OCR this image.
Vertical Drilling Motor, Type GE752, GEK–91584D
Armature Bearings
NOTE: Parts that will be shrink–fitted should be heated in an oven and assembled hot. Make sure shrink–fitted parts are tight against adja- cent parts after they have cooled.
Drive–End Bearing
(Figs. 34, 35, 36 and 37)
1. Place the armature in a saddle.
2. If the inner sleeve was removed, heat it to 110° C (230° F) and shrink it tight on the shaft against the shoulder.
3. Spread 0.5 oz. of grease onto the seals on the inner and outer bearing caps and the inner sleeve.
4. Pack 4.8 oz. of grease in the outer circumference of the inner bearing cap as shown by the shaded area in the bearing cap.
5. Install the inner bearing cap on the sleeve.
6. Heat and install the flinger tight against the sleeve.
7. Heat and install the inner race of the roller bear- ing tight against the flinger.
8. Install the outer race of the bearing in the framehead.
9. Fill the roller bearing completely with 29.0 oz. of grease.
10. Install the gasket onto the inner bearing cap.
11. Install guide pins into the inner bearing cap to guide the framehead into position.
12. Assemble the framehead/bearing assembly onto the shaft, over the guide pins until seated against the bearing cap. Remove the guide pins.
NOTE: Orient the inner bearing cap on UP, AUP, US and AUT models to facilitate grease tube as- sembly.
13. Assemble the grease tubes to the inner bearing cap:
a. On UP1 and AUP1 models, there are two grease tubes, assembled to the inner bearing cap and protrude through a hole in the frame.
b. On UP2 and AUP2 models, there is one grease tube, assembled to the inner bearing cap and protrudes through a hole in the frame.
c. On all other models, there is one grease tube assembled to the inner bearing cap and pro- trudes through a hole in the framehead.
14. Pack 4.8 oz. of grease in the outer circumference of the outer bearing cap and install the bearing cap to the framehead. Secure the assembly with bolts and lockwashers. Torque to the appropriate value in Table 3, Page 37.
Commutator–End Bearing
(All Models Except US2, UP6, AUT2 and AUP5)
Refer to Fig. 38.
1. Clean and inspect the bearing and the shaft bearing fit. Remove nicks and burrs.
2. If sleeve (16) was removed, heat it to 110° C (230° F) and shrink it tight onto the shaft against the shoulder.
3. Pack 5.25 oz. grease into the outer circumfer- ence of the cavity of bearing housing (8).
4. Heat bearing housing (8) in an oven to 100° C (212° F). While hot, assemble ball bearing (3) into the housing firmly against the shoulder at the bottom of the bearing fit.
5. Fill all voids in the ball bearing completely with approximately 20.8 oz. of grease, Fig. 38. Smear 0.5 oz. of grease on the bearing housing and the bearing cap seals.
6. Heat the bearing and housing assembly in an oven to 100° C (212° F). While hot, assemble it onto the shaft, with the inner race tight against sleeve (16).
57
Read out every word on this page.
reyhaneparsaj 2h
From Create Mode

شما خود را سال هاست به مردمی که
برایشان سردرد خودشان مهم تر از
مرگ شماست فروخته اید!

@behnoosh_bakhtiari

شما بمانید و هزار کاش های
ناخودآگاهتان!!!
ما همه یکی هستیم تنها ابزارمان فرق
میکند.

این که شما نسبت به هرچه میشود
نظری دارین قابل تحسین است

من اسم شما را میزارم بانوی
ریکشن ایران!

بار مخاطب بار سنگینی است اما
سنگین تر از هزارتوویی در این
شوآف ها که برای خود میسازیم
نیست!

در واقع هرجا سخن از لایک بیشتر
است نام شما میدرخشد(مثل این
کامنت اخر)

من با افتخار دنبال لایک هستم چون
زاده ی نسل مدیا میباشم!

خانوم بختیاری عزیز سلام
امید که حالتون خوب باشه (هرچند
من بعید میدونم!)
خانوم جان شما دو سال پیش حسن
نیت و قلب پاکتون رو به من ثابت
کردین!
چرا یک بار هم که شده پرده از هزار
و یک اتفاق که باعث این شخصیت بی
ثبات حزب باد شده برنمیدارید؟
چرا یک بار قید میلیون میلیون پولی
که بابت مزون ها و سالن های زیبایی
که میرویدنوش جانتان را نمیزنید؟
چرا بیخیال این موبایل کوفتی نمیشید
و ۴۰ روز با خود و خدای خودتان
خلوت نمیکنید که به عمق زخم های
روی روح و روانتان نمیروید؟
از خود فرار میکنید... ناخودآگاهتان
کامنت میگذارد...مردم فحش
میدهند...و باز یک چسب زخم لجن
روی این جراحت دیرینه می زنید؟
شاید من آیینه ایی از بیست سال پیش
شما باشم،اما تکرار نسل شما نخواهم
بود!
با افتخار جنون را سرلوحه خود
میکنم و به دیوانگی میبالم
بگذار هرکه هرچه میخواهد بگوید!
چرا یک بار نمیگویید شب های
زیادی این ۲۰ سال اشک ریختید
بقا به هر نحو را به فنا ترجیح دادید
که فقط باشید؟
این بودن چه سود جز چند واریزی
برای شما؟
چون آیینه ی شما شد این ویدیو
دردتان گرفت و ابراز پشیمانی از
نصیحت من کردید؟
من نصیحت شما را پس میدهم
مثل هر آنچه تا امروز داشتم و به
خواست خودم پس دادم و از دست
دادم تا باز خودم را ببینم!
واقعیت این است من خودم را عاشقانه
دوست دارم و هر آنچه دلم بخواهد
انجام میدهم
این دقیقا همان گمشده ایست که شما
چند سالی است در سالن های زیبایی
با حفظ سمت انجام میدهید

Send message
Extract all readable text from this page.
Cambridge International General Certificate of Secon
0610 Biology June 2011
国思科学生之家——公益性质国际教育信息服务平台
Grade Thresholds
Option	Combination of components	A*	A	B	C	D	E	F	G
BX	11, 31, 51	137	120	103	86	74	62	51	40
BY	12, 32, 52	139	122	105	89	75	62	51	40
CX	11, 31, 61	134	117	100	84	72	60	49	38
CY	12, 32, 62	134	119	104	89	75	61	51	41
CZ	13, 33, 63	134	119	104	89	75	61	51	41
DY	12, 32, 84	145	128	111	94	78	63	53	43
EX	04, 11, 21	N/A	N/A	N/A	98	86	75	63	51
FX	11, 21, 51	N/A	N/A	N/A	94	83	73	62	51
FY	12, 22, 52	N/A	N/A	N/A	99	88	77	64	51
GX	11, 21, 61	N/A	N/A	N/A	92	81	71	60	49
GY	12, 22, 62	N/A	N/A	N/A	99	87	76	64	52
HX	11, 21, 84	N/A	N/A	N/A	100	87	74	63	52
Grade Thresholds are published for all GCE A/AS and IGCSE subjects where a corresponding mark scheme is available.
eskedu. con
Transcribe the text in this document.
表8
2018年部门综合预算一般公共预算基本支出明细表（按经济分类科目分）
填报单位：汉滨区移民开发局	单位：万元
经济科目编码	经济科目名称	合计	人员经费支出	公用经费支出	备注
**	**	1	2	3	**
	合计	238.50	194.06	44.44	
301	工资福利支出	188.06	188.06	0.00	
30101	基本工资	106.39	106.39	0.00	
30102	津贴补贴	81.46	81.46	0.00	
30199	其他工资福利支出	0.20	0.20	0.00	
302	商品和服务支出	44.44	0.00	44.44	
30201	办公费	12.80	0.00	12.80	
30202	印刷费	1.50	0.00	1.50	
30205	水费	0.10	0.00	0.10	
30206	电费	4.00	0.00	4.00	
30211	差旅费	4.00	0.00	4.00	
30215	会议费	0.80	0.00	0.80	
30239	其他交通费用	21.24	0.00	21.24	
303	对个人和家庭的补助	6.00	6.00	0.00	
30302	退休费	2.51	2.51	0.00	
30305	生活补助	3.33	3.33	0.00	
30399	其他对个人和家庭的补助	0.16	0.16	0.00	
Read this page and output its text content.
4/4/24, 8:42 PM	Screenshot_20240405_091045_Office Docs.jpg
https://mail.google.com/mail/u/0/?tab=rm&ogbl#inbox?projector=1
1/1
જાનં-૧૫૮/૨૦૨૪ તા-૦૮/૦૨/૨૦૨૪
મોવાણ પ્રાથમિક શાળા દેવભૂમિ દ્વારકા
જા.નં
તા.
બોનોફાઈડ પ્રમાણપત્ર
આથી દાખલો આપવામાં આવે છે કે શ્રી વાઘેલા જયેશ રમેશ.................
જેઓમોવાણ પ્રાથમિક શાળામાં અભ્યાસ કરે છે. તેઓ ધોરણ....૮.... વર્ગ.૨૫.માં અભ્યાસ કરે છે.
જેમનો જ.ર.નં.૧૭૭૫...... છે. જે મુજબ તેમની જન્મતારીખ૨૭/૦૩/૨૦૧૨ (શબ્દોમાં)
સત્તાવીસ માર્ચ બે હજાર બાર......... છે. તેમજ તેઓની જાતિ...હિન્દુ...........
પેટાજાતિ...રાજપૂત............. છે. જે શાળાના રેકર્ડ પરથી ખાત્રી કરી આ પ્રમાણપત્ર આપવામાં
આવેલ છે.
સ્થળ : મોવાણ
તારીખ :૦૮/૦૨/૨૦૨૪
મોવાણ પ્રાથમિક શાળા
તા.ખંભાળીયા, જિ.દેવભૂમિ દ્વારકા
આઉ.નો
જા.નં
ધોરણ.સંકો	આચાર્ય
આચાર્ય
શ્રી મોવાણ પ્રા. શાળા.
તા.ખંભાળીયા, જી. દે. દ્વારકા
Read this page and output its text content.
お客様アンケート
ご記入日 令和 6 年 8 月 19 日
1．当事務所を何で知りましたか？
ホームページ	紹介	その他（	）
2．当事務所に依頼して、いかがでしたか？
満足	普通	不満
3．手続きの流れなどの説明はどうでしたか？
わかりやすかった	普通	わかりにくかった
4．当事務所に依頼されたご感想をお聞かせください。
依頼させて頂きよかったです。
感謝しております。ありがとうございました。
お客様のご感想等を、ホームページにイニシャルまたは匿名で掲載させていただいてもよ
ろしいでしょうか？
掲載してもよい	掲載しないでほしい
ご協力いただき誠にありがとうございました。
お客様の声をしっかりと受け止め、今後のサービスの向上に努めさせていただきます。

+---+

Across the preceding material, how many lines contain the word "outer"? State the number alone.

▶ Problem solution
5